◆ **Work to do**:
Determine which lines contain the word "anni", then copy those lines.

◆ **Stored rows**:

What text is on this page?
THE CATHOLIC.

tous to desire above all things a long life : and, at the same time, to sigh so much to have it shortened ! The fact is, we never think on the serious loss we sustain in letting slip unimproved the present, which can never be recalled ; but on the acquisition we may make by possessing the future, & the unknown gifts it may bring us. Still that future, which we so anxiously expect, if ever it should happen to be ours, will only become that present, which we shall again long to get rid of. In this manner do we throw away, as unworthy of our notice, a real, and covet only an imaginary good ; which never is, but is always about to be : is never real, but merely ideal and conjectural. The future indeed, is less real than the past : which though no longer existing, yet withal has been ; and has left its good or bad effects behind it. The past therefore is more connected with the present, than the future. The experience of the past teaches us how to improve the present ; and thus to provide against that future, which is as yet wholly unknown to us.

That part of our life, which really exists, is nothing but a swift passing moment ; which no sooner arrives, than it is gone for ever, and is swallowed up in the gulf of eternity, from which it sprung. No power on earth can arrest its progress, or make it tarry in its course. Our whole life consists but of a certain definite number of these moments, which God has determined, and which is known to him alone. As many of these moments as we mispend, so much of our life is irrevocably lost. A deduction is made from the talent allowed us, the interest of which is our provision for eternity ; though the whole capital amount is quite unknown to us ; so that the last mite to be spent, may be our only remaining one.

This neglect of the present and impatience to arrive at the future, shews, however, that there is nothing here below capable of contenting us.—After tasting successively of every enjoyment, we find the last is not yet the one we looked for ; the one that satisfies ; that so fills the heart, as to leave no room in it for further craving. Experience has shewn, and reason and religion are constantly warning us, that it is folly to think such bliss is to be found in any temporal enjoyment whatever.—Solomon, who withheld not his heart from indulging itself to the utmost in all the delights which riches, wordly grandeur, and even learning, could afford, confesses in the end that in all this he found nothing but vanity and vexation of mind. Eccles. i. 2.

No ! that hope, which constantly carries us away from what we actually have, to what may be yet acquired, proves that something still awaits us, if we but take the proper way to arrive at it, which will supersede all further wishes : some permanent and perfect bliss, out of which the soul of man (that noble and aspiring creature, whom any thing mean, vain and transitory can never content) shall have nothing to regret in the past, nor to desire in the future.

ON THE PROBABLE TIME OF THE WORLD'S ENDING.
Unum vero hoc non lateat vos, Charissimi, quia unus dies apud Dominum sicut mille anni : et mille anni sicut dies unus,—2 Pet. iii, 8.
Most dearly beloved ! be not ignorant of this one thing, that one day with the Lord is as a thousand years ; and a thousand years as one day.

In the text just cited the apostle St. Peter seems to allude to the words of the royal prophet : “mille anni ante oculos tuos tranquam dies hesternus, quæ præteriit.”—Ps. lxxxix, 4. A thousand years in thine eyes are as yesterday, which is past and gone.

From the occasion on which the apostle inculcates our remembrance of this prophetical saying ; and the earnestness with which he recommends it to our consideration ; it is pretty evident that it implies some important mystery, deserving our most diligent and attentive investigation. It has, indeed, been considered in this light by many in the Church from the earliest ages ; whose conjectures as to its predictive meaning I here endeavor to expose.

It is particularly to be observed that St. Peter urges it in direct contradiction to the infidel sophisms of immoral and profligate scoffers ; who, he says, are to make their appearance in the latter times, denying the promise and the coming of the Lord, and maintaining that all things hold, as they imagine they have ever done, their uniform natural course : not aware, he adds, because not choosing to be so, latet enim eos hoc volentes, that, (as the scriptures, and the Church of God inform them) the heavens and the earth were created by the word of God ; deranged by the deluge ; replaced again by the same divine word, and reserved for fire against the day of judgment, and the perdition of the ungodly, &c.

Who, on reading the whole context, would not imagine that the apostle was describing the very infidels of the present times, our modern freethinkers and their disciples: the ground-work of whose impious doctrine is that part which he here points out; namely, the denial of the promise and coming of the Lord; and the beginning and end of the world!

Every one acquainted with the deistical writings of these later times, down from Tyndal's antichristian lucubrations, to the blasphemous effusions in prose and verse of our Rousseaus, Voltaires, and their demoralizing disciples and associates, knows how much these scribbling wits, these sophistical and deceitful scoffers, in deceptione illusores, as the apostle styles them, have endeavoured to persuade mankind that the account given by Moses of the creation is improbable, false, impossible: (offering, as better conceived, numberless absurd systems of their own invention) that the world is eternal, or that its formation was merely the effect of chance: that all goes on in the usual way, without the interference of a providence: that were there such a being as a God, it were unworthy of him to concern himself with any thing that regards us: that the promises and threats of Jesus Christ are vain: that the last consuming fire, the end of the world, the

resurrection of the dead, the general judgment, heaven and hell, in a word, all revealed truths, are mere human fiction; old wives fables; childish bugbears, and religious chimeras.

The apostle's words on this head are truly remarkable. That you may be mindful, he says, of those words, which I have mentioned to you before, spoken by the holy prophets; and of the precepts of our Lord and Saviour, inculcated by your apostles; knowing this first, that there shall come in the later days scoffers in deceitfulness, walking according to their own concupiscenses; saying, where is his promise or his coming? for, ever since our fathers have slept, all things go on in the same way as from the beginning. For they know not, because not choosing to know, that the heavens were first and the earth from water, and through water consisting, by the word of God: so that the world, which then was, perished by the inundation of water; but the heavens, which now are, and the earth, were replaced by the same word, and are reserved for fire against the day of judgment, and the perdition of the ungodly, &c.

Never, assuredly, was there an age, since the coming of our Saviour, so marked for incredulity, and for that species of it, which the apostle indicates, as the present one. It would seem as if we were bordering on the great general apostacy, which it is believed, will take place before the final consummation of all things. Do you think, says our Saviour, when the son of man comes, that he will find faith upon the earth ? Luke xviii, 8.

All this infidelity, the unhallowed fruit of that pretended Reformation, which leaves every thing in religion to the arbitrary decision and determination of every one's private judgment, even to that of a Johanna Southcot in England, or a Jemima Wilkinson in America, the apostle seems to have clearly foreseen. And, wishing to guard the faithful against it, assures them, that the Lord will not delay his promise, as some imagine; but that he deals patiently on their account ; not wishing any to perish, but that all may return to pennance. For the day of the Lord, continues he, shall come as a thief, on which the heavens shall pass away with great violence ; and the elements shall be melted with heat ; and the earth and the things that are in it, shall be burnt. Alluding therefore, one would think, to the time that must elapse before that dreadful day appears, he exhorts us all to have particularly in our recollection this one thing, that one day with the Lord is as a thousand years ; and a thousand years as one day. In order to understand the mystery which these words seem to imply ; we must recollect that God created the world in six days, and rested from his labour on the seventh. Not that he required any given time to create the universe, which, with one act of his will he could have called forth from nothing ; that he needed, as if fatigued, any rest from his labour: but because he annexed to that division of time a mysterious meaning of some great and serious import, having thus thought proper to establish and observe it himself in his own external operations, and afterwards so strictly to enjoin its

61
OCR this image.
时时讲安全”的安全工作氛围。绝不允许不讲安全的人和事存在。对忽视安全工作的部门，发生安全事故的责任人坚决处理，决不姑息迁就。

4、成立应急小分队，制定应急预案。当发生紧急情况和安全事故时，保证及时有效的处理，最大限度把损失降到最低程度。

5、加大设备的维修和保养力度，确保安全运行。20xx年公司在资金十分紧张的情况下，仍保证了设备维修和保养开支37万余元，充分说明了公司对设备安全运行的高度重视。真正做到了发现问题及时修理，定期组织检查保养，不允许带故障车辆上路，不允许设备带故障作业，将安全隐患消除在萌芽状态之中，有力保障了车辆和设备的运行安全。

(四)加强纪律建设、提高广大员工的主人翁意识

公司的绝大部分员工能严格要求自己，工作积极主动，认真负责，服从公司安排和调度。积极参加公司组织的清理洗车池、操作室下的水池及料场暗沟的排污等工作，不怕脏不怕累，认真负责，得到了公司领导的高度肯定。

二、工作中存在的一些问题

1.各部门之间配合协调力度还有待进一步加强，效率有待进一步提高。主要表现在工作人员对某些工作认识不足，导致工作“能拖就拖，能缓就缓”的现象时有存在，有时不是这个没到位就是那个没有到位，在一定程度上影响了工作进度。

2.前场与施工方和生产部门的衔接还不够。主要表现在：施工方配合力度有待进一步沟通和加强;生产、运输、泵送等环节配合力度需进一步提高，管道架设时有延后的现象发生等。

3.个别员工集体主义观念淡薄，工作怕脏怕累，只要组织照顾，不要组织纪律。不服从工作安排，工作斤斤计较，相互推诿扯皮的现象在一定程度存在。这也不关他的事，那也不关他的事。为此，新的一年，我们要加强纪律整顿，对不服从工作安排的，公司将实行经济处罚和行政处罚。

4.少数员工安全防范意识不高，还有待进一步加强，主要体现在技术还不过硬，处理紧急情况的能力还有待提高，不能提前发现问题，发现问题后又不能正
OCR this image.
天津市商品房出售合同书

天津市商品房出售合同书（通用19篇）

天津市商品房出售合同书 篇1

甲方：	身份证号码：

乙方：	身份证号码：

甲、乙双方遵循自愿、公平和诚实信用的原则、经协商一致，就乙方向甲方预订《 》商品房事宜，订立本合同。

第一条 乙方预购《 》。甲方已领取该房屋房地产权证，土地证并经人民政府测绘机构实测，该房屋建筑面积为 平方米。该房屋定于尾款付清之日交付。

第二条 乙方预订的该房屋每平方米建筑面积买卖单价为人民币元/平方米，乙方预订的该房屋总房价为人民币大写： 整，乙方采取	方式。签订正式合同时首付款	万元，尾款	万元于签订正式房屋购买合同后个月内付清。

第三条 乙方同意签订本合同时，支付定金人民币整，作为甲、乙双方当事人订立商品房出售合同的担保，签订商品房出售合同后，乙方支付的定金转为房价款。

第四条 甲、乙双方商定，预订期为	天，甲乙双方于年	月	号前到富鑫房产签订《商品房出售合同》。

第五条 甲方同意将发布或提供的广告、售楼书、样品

◆ **Expected answer**:
Unum vero hoc non lateat vos, Charissimi, quia unus dies apud Dominum sicut mille anni : et mille anni sicut dies unus,—2 Pet. iii, 8.
In the text just cited the apostle St. Peter seems to allude to the words of the royal prophet : “mille anni ante oculos tuos tranquam dies hesternus, quæ præteriit.”—Ps. lxxxix, 4. A thousand years in thine eyes are as yesterday, which is past and gone.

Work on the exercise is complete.